- **ACTIVITY**
Line by line, the entries below are to be reproduced unaltered.

- **GIVEN DATA**
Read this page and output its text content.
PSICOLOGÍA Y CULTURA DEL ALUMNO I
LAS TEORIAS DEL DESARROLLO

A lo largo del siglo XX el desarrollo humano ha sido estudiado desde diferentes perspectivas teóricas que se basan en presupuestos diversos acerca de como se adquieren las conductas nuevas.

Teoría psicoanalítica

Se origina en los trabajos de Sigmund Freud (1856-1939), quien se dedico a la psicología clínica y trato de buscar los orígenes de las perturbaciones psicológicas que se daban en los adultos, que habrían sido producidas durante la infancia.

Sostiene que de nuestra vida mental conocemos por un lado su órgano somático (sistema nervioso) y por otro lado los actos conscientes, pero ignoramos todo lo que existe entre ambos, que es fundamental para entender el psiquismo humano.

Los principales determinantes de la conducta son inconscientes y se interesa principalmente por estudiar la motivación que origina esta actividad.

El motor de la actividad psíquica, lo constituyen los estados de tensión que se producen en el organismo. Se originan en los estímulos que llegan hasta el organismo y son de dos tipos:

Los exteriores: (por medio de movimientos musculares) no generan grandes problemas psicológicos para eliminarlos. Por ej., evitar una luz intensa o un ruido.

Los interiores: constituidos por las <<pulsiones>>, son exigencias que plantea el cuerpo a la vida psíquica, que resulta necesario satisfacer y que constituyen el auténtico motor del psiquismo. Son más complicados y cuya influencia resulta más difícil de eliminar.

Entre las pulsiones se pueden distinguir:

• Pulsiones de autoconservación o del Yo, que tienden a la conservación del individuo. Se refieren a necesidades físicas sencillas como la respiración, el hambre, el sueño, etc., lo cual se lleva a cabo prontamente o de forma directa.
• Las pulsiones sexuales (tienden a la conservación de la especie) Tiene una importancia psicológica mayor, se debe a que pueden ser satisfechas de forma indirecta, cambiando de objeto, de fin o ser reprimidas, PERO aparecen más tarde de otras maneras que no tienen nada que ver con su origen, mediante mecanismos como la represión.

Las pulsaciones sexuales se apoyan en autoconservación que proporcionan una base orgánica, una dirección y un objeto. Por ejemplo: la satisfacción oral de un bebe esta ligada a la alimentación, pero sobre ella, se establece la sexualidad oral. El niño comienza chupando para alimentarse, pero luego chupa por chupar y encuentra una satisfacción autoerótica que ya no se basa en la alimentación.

- **OUTPUT OF THE EXERCISE**
Read this page and output its text content.
PSICOLOGÍA Y CULTURA DEL ALUMNO I
LAS TEORIAS DEL DESARROLLO

A lo largo del siglo XX el desarrollo humano ha sido estudiado desde diferentes perspectivas teóricas que se basan en presupuestos diversos acerca de como se adquieren las conductas nuevas.

Teoría psicoanalítica

Se origina en los trabajos de Sigmund Freud (1856-1939), quien se dedico a la psicología clínica y trato de buscar los orígenes de las perturbaciones psicológicas que se daban en los adultos, que habrían sido producidas durante la infancia.

Sostiene que de nuestra vida mental conocemos por un lado su órgano somático (sistema nervioso) y por otro lado los actos conscientes, pero ignoramos todo lo que existe entre ambos, que es fundamental para entender el psiquismo humano.

Los principales determinantes de la conducta son inconscientes y se interesa principalmente por estudiar la motivación que origina esta actividad.

El motor de la actividad psíquica, lo constituyen los estados de tensión que se producen en el organismo. Se originan en los estímulos que llegan hasta el organismo y son de dos tipos:

Los exteriores: (por medio de movimientos musculares) no generan grandes problemas psicológicos para eliminarlos. Por ej., evitar una luz intensa o un ruido.

Los interiores: constituidos por las <<pulsiones>>, son exigencias que plantea el cuerpo a la vida psíquica, que resulta necesario satisfacer y que constituyen el auténtico motor del psiquismo. Son más complicados y cuya influencia resulta más difícil de eliminar.

Entre las pulsiones se pueden distinguir:

• Pulsiones de autoconservación o del Yo, que tienden a la conservación del individuo. Se refieren a necesidades físicas sencillas como la respiración, el hambre, el sueño, etc., lo cual se lleva a cabo prontamente o de forma directa.
• Las pulsiones sexuales (tienden a la conservación de la especie) Tiene una importancia psicológica mayor, se debe a que pueden ser satisfechas de forma indirecta, cambiando de objeto, de fin o ser reprimidas, PERO aparecen más tarde de otras maneras que no tienen nada que ver con su origen, mediante mecanismos como la represión.

Las pulsaciones sexuales se apoyan en autoconservación que proporcionan una base orgánica, una dirección y un objeto. Por ejemplo: la satisfacción oral de un bebe esta ligada a la alimentación, pero sobre ella, se establece la sexualidad oral. El niño comienza chupando para alimentarse, pero luego chupa por chupar y encuentra una satisfacción autoerótica que ya no se basa en la alimentación.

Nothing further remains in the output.